'''

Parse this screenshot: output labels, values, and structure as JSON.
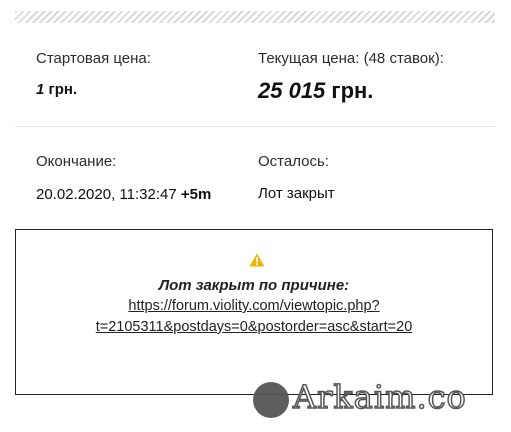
{
  "auction": {
    "start_price_label": "Стартовая цена:",
    "start_price_value": "1",
    "start_price_currency": "грн.",
    "current_price_label": "Текущая цена: (48 ставок):",
    "current_price_value": "25 015",
    "current_price_currency": "грн.",
    "end_label": "Окончание:",
    "end_date": "20.02.2020, 11:32:47",
    "end_extension": "+5m",
    "remaining_label": "Осталось:",
    "remaining_value": "Лот закрыт"
  },
  "notice": {
    "icon": "warning-icon",
    "title": "Лот закрыт по причине:",
    "link_line1": "https://forum.violity.com/viewtopic.php?",
    "link_line2": "t=2105311&postdays=0&postorder=asc&start=20"
  },
  "watermark": {
    "text": "Arkaim.co"
  },
  "colors": {
    "warning": "#f0b400",
    "border": "#222222",
    "text": "#222222"
  }
}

'''

**Your task**
All the material shown above is to be copied exactly, with no pictures carried over.

**Result of the exercise**
Parse this screenshot: output labels, values, and structure as JSON.
{
  "auction": {
    "start_price_label": "Стартовая цена:",
    "start_price_value": "1",
    "start_price_currency": "грн.",
    "current_price_label": "Текущая цена: (48 ставок):",
    "current_price_value": "25 015",
    "current_price_currency": "грн.",
    "end_label": "Окончание:",
    "end_date": "20.02.2020, 11:32:47",
    "end_extension": "+5m",
    "remaining_label": "Осталось:",
    "remaining_value": "Лот закрыт"
  },
  "notice": {
    "icon": "warning-icon",
    "title": "Лот закрыт по причине:",
    "link_line1": "https://forum.violity.com/viewtopic.php?",
    "link_line2": "t=2105311&postdays=0&postorder=asc&start=20"
  },
  "watermark": {
    "text": "Arkaim.co"
  },
  "colors": {
    "warning": "#f0b400",
    "border": "#222222",
    "text": "#222222"
  }
}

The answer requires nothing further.